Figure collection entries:
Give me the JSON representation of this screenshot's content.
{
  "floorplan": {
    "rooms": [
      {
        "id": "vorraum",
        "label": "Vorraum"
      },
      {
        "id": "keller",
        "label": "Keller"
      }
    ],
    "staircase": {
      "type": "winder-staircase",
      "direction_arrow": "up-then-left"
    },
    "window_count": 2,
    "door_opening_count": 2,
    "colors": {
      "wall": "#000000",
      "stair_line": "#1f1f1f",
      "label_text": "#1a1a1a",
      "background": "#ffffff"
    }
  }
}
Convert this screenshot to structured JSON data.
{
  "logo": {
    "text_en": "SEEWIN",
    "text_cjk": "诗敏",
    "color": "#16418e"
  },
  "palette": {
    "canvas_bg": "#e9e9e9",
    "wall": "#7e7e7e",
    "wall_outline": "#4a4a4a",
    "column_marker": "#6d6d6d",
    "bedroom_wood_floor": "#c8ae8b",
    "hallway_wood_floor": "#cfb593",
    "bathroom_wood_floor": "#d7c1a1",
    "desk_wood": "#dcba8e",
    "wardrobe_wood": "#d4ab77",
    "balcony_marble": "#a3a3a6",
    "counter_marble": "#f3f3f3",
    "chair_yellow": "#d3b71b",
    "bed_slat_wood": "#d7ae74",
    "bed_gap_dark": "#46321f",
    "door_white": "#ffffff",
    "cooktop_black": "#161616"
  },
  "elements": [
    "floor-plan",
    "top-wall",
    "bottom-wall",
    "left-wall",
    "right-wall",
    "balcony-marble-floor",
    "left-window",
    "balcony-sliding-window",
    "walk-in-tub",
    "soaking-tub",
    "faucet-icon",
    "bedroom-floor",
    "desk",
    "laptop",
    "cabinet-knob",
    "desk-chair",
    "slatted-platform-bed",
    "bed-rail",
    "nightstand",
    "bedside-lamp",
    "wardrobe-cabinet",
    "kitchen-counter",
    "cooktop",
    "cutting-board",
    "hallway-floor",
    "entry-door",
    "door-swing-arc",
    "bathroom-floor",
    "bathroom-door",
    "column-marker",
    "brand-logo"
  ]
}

Brief — Output every entry shown above, exactly.

Solution to the problem —
Give me the JSON representation of this screenshot's content.
{
  "floorplan": {
    "rooms": [
      {
        "id": "vorraum",
        "label": "Vorraum"
      },
      {
        "id": "keller",
        "label": "Keller"
      }
    ],
    "staircase": {
      "type": "winder-staircase",
      "direction_arrow": "up-then-left"
    },
    "window_count": 2,
    "door_opening_count": 2,
    "colors": {
      "wall": "#000000",
      "stair_line": "#1f1f1f",
      "label_text": "#1a1a1a",
      "background": "#ffffff"
    }
  }
}
Convert this screenshot to structured JSON data.
{
  "logo": {
    "text_en": "SEEWIN",
    "text_cjk": "诗敏",
    "color": "#16418e"
  },
  "palette": {
    "canvas_bg": "#e9e9e9",
    "wall": "#7e7e7e",
    "wall_outline": "#4a4a4a",
    "column_marker": "#6d6d6d",
    "bedroom_wood_floor": "#c8ae8b",
    "hallway_wood_floor": "#cfb593",
    "bathroom_wood_floor": "#d7c1a1",
    "desk_wood": "#dcba8e",
    "wardrobe_wood": "#d4ab77",
    "balcony_marble": "#a3a3a6",
    "counter_marble": "#f3f3f3",
    "chair_yellow": "#d3b71b",
    "bed_slat_wood": "#d7ae74",
    "bed_gap_dark": "#46321f",
    "door_white": "#ffffff",
    "cooktop_black": "#161616"
  },
  "elements": [
    "floor-plan",
    "top-wall",
    "bottom-wall",
    "left-wall",
    "right-wall",
    "balcony-marble-floor",
    "left-window",
    "balcony-sliding-window",
    "walk-in-tub",
    "soaking-tub",
    "faucet-icon",
    "bedroom-floor",
    "desk",
    "laptop",
    "cabinet-knob",
    "desk-chair",
    "slatted-platform-bed",
    "bed-rail",
    "nightstand",
    "bedside-lamp",
    "wardrobe-cabinet",
    "kitchen-counter",
    "cooktop",
    "cutting-board",
    "hallway-floor",
    "entry-door",
    "door-swing-arc",
    "bathroom-floor",
    "bathroom-door",
    "column-marker",
    "brand-logo"
  ]
}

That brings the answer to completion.